# Provided records start
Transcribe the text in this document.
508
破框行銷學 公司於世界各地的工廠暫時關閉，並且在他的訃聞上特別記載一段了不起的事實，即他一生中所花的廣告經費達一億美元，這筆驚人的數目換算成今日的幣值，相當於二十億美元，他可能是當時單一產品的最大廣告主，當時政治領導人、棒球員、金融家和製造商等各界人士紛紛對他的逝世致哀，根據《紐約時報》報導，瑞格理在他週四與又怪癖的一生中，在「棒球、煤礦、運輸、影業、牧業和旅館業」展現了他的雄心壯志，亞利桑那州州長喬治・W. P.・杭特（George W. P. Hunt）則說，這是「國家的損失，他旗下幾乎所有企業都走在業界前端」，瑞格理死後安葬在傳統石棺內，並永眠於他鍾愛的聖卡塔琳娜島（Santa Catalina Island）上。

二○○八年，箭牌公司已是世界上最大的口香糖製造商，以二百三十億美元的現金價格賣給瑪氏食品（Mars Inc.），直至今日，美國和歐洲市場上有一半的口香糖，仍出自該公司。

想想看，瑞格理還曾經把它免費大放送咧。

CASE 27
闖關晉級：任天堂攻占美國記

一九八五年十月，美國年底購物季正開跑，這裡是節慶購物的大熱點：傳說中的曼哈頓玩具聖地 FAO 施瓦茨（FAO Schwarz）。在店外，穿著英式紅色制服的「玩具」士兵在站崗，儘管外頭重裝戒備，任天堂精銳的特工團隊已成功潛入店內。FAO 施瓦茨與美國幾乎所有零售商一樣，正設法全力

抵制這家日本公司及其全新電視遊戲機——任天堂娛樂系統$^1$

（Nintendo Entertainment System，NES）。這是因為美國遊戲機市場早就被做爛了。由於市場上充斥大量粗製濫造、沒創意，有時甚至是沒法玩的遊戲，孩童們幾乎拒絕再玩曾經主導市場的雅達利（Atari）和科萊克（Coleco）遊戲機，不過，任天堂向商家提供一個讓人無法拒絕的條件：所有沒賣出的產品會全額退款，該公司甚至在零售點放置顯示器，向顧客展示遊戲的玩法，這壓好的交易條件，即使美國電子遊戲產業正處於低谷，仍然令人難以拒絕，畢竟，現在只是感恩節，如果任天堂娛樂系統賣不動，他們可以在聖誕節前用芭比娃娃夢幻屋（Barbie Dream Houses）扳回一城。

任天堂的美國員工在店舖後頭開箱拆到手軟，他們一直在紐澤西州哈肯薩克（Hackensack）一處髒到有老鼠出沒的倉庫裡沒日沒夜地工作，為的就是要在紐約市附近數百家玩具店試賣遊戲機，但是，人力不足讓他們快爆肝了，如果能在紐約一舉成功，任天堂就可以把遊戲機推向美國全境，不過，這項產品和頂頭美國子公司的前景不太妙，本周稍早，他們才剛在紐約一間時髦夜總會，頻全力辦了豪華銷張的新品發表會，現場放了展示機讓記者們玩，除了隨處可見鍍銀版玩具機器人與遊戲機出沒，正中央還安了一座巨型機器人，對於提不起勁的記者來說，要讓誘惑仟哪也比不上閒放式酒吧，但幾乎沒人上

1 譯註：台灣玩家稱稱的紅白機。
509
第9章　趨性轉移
# Provided records end
**Written problem:** Return the whole listing exactly, with every line included.

**Full answer:**
Transcribe the text in this document.
508
破框行銷學 公司於世界各地的工廠暫時關閉，並且在他的訃聞上特別記載一段了不起的事實，即他一生中所花的廣告經費達一億美元，這筆驚人的數目換算成今日的幣值，相當於二十億美元，他可能是當時單一產品的最大廣告主，當時政治領導人、棒球員、金融家和製造商等各界人士紛紛對他的逝世致哀，根據《紐約時報》報導，瑞格理在他週四與又怪癖的一生中，在「棒球、煤礦、運輸、影業、牧業和旅館業」展現了他的雄心壯志，亞利桑那州州長喬治・W. P.・杭特（George W. P. Hunt）則說，這是「國家的損失，他旗下幾乎所有企業都走在業界前端」，瑞格理死後安葬在傳統石棺內，並永眠於他鍾愛的聖卡塔琳娜島（Santa Catalina Island）上。

二○○八年，箭牌公司已是世界上最大的口香糖製造商，以二百三十億美元的現金價格賣給瑪氏食品（Mars Inc.），直至今日，美國和歐洲市場上有一半的口香糖，仍出自該公司。

想想看，瑞格理還曾經把它免費大放送咧。

CASE 27
闖關晉級：任天堂攻占美國記

一九八五年十月，美國年底購物季正開跑，這裡是節慶購物的大熱點：傳說中的曼哈頓玩具聖地 FAO 施瓦茨（FAO Schwarz）。在店外，穿著英式紅色制服的「玩具」士兵在站崗，儘管外頭重裝戒備，任天堂精銳的特工團隊已成功潛入店內。FAO 施瓦茨與美國幾乎所有零售商一樣，正設法全力

抵制這家日本公司及其全新電視遊戲機——任天堂娛樂系統$^1$

（Nintendo Entertainment System，NES）。這是因為美國遊戲機市場早就被做爛了。由於市場上充斥大量粗製濫造、沒創意，有時甚至是沒法玩的遊戲，孩童們幾乎拒絕再玩曾經主導市場的雅達利（Atari）和科萊克（Coleco）遊戲機，不過，任天堂向商家提供一個讓人無法拒絕的條件：所有沒賣出的產品會全額退款，該公司甚至在零售點放置顯示器，向顧客展示遊戲的玩法，這壓好的交易條件，即使美國電子遊戲產業正處於低谷，仍然令人難以拒絕，畢竟，現在只是感恩節，如果任天堂娛樂系統賣不動，他們可以在聖誕節前用芭比娃娃夢幻屋（Barbie Dream Houses）扳回一城。

任天堂的美國員工在店舖後頭開箱拆到手軟，他們一直在紐澤西州哈肯薩克（Hackensack）一處髒到有老鼠出沒的倉庫裡沒日沒夜地工作，為的就是要在紐約市附近數百家玩具店試賣遊戲機，但是，人力不足讓他們快爆肝了，如果能在紐約一舉成功，任天堂就可以把遊戲機推向美國全境，不過，這項產品和頂頭美國子公司的前景不太妙，本周稍早，他們才剛在紐約一間時髦夜總會，頻全力辦了豪華銷張的新品發表會，現場放了展示機讓記者們玩，除了隨處可見鍍銀版玩具機器人與遊戲機出沒，正中央還安了一座巨型機器人，對於提不起勁的記者來說，要讓誘惑仟哪也比不上閒放式酒吧，但幾乎沒人上

1 譯註：台灣玩家稱稱的紅白機。
509
第9章　趨性轉移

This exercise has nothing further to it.